=== WHAT IS REQUIRED ===
Each record must be retyped in full. No character may differ.
## BEGIN RECORDS PROVIDED
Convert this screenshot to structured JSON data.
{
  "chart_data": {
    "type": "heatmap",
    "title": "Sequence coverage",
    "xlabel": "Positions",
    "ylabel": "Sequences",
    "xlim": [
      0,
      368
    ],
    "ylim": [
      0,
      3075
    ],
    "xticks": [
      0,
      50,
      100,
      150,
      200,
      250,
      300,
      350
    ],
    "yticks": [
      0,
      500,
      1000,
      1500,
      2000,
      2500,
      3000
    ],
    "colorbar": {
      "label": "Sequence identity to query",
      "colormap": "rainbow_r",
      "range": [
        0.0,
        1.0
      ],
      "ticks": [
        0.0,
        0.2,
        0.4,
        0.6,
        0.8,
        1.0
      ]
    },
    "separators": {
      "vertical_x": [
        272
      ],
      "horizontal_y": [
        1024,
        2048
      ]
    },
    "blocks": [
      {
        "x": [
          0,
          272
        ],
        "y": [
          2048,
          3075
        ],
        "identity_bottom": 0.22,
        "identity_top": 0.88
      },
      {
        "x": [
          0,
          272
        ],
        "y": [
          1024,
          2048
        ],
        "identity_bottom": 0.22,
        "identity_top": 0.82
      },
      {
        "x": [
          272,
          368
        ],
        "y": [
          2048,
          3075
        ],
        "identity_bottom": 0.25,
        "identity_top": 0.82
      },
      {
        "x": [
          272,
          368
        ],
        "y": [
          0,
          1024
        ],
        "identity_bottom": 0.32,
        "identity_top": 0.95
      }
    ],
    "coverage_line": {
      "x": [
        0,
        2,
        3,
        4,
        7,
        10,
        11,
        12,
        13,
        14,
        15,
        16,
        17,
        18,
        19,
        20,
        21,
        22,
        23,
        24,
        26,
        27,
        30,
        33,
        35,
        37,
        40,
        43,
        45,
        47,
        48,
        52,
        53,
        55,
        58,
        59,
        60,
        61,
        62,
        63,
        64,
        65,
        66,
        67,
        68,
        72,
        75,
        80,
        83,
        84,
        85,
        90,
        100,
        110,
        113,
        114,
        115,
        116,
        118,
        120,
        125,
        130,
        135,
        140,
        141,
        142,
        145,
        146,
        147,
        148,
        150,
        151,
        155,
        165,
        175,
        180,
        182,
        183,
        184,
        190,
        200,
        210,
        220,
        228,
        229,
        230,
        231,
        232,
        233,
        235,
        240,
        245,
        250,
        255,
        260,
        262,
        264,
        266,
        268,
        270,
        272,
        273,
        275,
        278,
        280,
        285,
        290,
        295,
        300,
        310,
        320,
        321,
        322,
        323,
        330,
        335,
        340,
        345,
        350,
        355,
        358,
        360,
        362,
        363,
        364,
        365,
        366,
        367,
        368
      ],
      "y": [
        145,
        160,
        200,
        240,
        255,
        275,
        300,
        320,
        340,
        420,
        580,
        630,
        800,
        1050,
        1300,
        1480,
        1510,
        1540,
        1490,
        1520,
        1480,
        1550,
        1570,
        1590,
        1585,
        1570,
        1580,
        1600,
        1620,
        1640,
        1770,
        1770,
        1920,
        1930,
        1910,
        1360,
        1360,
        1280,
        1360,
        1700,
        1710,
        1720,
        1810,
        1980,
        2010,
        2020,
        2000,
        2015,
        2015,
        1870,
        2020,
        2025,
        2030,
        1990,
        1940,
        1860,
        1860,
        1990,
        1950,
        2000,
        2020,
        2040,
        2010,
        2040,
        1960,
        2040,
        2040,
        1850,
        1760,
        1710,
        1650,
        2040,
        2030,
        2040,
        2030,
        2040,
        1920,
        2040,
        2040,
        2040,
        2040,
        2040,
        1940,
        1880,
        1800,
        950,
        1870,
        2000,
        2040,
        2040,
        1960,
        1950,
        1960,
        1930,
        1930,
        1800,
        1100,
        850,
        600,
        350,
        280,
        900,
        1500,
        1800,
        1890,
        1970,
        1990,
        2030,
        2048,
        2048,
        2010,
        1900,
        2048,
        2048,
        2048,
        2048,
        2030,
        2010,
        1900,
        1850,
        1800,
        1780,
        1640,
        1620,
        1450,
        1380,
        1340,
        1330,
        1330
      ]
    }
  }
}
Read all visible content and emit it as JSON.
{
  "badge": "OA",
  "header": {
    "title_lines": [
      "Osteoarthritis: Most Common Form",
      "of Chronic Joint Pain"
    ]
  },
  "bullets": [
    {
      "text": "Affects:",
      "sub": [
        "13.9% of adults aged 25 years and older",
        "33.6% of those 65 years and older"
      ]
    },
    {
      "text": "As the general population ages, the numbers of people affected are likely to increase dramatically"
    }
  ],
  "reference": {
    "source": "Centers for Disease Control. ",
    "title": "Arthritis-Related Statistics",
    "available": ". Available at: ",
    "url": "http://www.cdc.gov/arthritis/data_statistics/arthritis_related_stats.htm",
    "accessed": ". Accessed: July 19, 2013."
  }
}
## END RECORDS PROVIDED
=== REPLY ===
Convert this screenshot to structured JSON data.
{
  "chart_data": {
    "type": "heatmap",
    "title": "Sequence coverage",
    "xlabel": "Positions",
    "ylabel": "Sequences",
    "xlim": [
      0,
      368
    ],
    "ylim": [
      0,
      3075
    ],
    "xticks": [
      0,
      50,
      100,
      150,
      200,
      250,
      300,
      350
    ],
    "yticks": [
      0,
      500,
      1000,
      1500,
      2000,
      2500,
      3000
    ],
    "colorbar": {
      "label": "Sequence identity to query",
      "colormap": "rainbow_r",
      "range": [
        0.0,
        1.0
      ],
      "ticks": [
        0.0,
        0.2,
        0.4,
        0.6,
        0.8,
        1.0
      ]
    },
    "separators": {
      "vertical_x": [
        272
      ],
      "horizontal_y": [
        1024,
        2048
      ]
    },
    "blocks": [
      {
        "x": [
          0,
          272
        ],
        "y": [
          2048,
          3075
        ],
        "identity_bottom": 0.22,
        "identity_top": 0.88
      },
      {
        "x": [
          0,
          272
        ],
        "y": [
          1024,
          2048
        ],
        "identity_bottom": 0.22,
        "identity_top": 0.82
      },
      {
        "x": [
          272,
          368
        ],
        "y": [
          2048,
          3075
        ],
        "identity_bottom": 0.25,
        "identity_top": 0.82
      },
      {
        "x": [
          272,
          368
        ],
        "y": [
          0,
          1024
        ],
        "identity_bottom": 0.32,
        "identity_top": 0.95
      }
    ],
    "coverage_line": {
      "x": [
        0,
        2,
        3,
        4,
        7,
        10,
        11,
        12,
        13,
        14,
        15,
        16,
        17,
        18,
        19,
        20,
        21,
        22,
        23,
        24,
        26,
        27,
        30,
        33,
        35,
        37,
        40,
        43,
        45,
        47,
        48,
        52,
        53,
        55,
        58,
        59,
        60,
        61,
        62,
        63,
        64,
        65,
        66,
        67,
        68,
        72,
        75,
        80,
        83,
        84,
        85,
        90,
        100,
        110,
        113,
        114,
        115,
        116,
        118,
        120,
        125,
        130,
        135,
        140,
        141,
        142,
        145,
        146,
        147,
        148,
        150,
        151,
        155,
        165,
        175,
        180,
        182,
        183,
        184,
        190,
        200,
        210,
        220,
        228,
        229,
        230,
        231,
        232,
        233,
        235,
        240,
        245,
        250,
        255,
        260,
        262,
        264,
        266,
        268,
        270,
        272,
        273,
        275,
        278,
        280,
        285,
        290,
        295,
        300,
        310,
        320,
        321,
        322,
        323,
        330,
        335,
        340,
        345,
        350,
        355,
        358,
        360,
        362,
        363,
        364,
        365,
        366,
        367,
        368
      ],
      "y": [
        145,
        160,
        200,
        240,
        255,
        275,
        300,
        320,
        340,
        420,
        580,
        630,
        800,
        1050,
        1300,
        1480,
        1510,
        1540,
        1490,
        1520,
        1480,
        1550,
        1570,
        1590,
        1585,
        1570,
        1580,
        1600,
        1620,
        1640,
        1770,
        1770,
        1920,
        1930,
        1910,
        1360,
        1360,
        1280,
        1360,
        1700,
        1710,
        1720,
        1810,
        1980,
        2010,
        2020,
        2000,
        2015,
        2015,
        1870,
        2020,
        2025,
        2030,
        1990,
        1940,
        1860,
        1860,
        1990,
        1950,
        2000,
        2020,
        2040,
        2010,
        2040,
        1960,
        2040,
        2040,
        1850,
        1760,
        1710,
        1650,
        2040,
        2030,
        2040,
        2030,
        2040,
        1920,
        2040,
        2040,
        2040,
        2040,
        2040,
        1940,
        1880,
        1800,
        950,
        1870,
        2000,
        2040,
        2040,
        1960,
        1950,
        1960,
        1930,
        1930,
        1800,
        1100,
        850,
        600,
        350,
        280,
        900,
        1500,
        1800,
        1890,
        1970,
        1990,
        2030,
        2048,
        2048,
        2010,
        1900,
        2048,
        2048,
        2048,
        2048,
        2030,
        2010,
        1900,
        1850,
        1800,
        1780,
        1640,
        1620,
        1450,
        1380,
        1340,
        1330,
        1330
      ]
    }
  }
}
Read all visible content and emit it as JSON.
{
  "badge": "OA",
  "header": {
    "title_lines": [
      "Osteoarthritis: Most Common Form",
      "of Chronic Joint Pain"
    ]
  },
  "bullets": [
    {
      "text": "Affects:",
      "sub": [
        "13.9% of adults aged 25 years and older",
        "33.6% of those 65 years and older"
      ]
    },
    {
      "text": "As the general population ages, the numbers of people affected are likely to increase dramatically"
    }
  ],
  "reference": {
    "source": "Centers for Disease Control. ",
    "title": "Arthritis-Related Statistics",
    "available": ". Available at: ",
    "url": "http://www.cdc.gov/arthritis/data_statistics/arthritis_related_stats.htm",
    "accessed": ". Accessed: July 19, 2013."
  }
}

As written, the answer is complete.